Goal of the exercise –
Copy out every entry precisely.

Extracted data entries
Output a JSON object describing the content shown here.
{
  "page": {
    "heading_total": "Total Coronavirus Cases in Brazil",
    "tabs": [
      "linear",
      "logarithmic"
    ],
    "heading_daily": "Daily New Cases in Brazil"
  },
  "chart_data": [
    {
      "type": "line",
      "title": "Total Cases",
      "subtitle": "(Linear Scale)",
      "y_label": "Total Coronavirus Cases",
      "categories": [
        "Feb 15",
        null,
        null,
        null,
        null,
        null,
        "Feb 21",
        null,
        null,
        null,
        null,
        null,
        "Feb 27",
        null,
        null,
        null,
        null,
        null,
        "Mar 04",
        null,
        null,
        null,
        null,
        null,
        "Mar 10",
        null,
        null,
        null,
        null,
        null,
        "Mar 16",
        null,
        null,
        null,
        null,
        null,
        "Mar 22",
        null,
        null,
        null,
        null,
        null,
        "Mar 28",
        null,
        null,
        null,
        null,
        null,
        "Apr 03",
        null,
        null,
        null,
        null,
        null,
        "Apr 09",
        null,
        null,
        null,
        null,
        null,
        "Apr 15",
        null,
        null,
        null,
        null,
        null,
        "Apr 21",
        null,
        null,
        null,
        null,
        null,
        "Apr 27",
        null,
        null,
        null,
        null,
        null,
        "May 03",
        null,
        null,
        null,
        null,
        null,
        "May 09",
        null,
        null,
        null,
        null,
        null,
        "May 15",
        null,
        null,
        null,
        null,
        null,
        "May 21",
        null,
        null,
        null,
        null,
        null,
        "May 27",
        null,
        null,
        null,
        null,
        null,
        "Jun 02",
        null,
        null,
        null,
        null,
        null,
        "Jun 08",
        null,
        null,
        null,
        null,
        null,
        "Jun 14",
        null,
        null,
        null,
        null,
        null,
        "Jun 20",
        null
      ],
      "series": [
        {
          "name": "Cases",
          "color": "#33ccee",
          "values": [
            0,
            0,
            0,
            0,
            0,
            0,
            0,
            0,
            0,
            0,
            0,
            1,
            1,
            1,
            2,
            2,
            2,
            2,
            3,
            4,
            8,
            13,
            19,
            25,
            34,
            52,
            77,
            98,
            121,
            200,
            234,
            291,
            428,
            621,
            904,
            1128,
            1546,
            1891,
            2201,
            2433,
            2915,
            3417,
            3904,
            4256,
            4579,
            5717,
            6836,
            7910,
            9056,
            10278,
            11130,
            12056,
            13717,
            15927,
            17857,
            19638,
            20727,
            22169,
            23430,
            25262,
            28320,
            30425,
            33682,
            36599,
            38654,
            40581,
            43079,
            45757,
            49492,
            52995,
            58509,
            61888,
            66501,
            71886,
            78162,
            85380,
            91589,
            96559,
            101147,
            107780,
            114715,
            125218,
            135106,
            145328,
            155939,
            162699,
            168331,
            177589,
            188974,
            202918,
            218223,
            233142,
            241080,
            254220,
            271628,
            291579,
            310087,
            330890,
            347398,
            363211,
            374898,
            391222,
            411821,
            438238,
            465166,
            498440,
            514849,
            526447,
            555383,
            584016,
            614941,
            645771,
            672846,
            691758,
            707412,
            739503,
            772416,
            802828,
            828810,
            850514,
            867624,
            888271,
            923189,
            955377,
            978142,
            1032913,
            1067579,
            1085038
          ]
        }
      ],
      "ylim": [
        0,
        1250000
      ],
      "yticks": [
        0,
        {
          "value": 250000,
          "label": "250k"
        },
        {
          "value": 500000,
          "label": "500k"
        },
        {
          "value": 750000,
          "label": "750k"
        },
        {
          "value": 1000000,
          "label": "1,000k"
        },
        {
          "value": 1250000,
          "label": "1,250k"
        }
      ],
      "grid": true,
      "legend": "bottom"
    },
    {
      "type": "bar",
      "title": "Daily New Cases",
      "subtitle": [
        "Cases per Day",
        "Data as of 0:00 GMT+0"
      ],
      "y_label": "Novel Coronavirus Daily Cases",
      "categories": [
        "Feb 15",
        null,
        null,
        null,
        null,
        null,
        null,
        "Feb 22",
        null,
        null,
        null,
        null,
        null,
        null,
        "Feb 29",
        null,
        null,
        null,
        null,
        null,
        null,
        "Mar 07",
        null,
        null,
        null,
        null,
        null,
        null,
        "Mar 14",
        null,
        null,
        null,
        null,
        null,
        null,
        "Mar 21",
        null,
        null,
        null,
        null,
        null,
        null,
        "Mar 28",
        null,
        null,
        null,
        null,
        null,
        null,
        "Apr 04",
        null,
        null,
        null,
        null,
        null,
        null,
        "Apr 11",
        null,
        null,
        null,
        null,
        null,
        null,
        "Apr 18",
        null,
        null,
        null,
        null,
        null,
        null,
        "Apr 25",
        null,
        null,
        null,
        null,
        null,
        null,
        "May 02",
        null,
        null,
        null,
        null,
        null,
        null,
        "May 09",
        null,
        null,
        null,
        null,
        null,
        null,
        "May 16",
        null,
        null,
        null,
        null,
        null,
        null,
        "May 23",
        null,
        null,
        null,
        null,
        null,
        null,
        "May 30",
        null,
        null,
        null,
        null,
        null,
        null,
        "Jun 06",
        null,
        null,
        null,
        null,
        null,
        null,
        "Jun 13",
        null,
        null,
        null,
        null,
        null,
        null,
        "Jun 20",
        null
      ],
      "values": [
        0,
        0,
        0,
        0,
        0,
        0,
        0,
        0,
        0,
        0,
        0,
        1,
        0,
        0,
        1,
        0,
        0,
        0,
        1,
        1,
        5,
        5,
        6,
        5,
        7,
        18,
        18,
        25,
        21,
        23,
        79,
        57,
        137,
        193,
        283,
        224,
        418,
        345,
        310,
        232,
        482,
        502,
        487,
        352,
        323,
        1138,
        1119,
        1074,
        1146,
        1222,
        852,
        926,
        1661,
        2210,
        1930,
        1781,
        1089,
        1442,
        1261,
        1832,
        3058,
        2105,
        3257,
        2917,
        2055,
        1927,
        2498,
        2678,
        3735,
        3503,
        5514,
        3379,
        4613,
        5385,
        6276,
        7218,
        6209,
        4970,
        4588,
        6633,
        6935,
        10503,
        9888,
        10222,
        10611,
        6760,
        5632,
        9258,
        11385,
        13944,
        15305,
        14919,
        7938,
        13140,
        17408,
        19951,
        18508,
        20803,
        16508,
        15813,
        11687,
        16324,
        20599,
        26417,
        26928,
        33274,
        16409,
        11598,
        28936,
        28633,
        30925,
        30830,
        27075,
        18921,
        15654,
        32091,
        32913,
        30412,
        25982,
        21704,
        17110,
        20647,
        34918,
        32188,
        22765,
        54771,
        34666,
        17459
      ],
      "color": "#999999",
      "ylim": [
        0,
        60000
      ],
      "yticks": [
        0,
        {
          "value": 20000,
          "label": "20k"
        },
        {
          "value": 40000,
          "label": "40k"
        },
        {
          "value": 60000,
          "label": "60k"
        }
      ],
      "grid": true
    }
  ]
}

Response –
Output a JSON object describing the content shown here.
{
  "page": {
    "heading_total": "Total Coronavirus Cases in Brazil",
    "tabs": [
      "linear",
      "logarithmic"
    ],
    "heading_daily": "Daily New Cases in Brazil"
  },
  "chart_data": [
    {
      "type": "line",
      "title": "Total Cases",
      "subtitle": "(Linear Scale)",
      "y_label": "Total Coronavirus Cases",
      "categories": [
        "Feb 15",
        null,
        null,
        null,
        null,
        null,
        "Feb 21",
        null,
        null,
        null,
        null,
        null,
        "Feb 27",
        null,
        null,
        null,
        null,
        null,
        "Mar 04",
        null,
        null,
        null,
        null,
        null,
        "Mar 10",
        null,
        null,
        null,
        null,
        null,
        "Mar 16",
        null,
        null,
        null,
        null,
        null,
        "Mar 22",
        null,
        null,
        null,
        null,
        null,
        "Mar 28",
        null,
        null,
        null,
        null,
        null,
        "Apr 03",
        null,
        null,
        null,
        null,
        null,
        "Apr 09",
        null,
        null,
        null,
        null,
        null,
        "Apr 15",
        null,
        null,
        null,
        null,
        null,
        "Apr 21",
        null,
        null,
        null,
        null,
        null,
        "Apr 27",
        null,
        null,
        null,
        null,
        null,
        "May 03",
        null,
        null,
        null,
        null,
        null,
        "May 09",
        null,
        null,
        null,
        null,
        null,
        "May 15",
        null,
        null,
        null,
        null,
        null,
        "May 21",
        null,
        null,
        null,
        null,
        null,
        "May 27",
        null,
        null,
        null,
        null,
        null,
        "Jun 02",
        null,
        null,
        null,
        null,
        null,
        "Jun 08",
        null,
        null,
        null,
        null,
        null,
        "Jun 14",
        null,
        null,
        null,
        null,
        null,
        "Jun 20",
        null
      ],
      "series": [
        {
          "name": "Cases",
          "color": "#33ccee",
          "values": [
            0,
            0,
            0,
            0,
            0,
            0,
            0,
            0,
            0,
            0,
            0,
            1,
            1,
            1,
            2,
            2,
            2,
            2,
            3,
            4,
            8,
            13,
            19,
            25,
            34,
            52,
            77,
            98,
            121,
            200,
            234,
            291,
            428,
            621,
            904,
            1128,
            1546,
            1891,
            2201,
            2433,
            2915,
            3417,
            3904,
            4256,
            4579,
            5717,
            6836,
            7910,
            9056,
            10278,
            11130,
            12056,
            13717,
            15927,
            17857,
            19638,
            20727,
            22169,
            23430,
            25262,
            28320,
            30425,
            33682,
            36599,
            38654,
            40581,
            43079,
            45757,
            49492,
            52995,
            58509,
            61888,
            66501,
            71886,
            78162,
            85380,
            91589,
            96559,
            101147,
            107780,
            114715,
            125218,
            135106,
            145328,
            155939,
            162699,
            168331,
            177589,
            188974,
            202918,
            218223,
            233142,
            241080,
            254220,
            271628,
            291579,
            310087,
            330890,
            347398,
            363211,
            374898,
            391222,
            411821,
            438238,
            465166,
            498440,
            514849,
            526447,
            555383,
            584016,
            614941,
            645771,
            672846,
            691758,
            707412,
            739503,
            772416,
            802828,
            828810,
            850514,
            867624,
            888271,
            923189,
            955377,
            978142,
            1032913,
            1067579,
            1085038
          ]
        }
      ],
      "ylim": [
        0,
        1250000
      ],
      "yticks": [
        0,
        {
          "value": 250000,
          "label": "250k"
        },
        {
          "value": 500000,
          "label": "500k"
        },
        {
          "value": 750000,
          "label": "750k"
        },
        {
          "value": 1000000,
          "label": "1,000k"
        },
        {
          "value": 1250000,
          "label": "1,250k"
        }
      ],
      "grid": true,
      "legend": "bottom"
    },
    {
      "type": "bar",
      "title": "Daily New Cases",
      "subtitle": [
        "Cases per Day",
        "Data as of 0:00 GMT+0"
      ],
      "y_label": "Novel Coronavirus Daily Cases",
      "categories": [
        "Feb 15",
        null,
        null,
        null,
        null,
        null,
        null,
        "Feb 22",
        null,
        null,
        null,
        null,
        null,
        null,
        "Feb 29",
        null,
        null,
        null,
        null,
        null,
        null,
        "Mar 07",
        null,
        null,
        null,
        null,
        null,
        null,
        "Mar 14",
        null,
        null,
        null,
        null,
        null,
        null,
        "Mar 21",
        null,
        null,
        null,
        null,
        null,
        null,
        "Mar 28",
        null,
        null,
        null,
        null,
        null,
        null,
        "Apr 04",
        null,
        null,
        null,
        null,
        null,
        null,
        "Apr 11",
        null,
        null,
        null,
        null,
        null,
        null,
        "Apr 18",
        null,
        null,
        null,
        null,
        null,
        null,
        "Apr 25",
        null,
        null,
        null,
        null,
        null,
        null,
        "May 02",
        null,
        null,
        null,
        null,
        null,
        null,
        "May 09",
        null,
        null,
        null,
        null,
        null,
        null,
        "May 16",
        null,
        null,
        null,
        null,
        null,
        null,
        "May 23",
        null,
        null,
        null,
        null,
        null,
        null,
        "May 30",
        null,
        null,
        null,
        null,
        null,
        null,
        "Jun 06",
        null,
        null,
        null,
        null,
        null,
        null,
        "Jun 13",
        null,
        null,
        null,
        null,
        null,
        null,
        "Jun 20",
        null
      ],
      "values": [
        0,
        0,
        0,
        0,
        0,
        0,
        0,
        0,
        0,
        0,
        0,
        1,
        0,
        0,
        1,
        0,
        0,
        0,
        1,
        1,
        5,
        5,
        6,
        5,
        7,
        18,
        18,
        25,
        21,
        23,
        79,
        57,
        137,
        193,
        283,
        224,
        418,
        345,
        310,
        232,
        482,
        502,
        487,
        352,
        323,
        1138,
        1119,
        1074,
        1146,
        1222,
        852,
        926,
        1661,
        2210,
        1930,
        1781,
        1089,
        1442,
        1261,
        1832,
        3058,
        2105,
        3257,
        2917,
        2055,
        1927,
        2498,
        2678,
        3735,
        3503,
        5514,
        3379,
        4613,
        5385,
        6276,
        7218,
        6209,
        4970,
        4588,
        6633,
        6935,
        10503,
        9888,
        10222,
        10611,
        6760,
        5632,
        9258,
        11385,
        13944,
        15305,
        14919,
        7938,
        13140,
        17408,
        19951,
        18508,
        20803,
        16508,
        15813,
        11687,
        16324,
        20599,
        26417,
        26928,
        33274,
        16409,
        11598,
        28936,
        28633,
        30925,
        30830,
        27075,
        18921,
        15654,
        32091,
        32913,
        30412,
        25982,
        21704,
        17110,
        20647,
        34918,
        32188,
        22765,
        54771,
        34666,
        17459
      ],
      "color": "#999999",
      "ylim": [
        0,
        60000
      ],
      "yticks": [
        0,
        {
          "value": 20000,
          "label": "20k"
        },
        {
          "value": 40000,
          "label": "40k"
        },
        {
          "value": 60000,
          "label": "60k"
        }
      ],
      "grid": true
    }
  ]
}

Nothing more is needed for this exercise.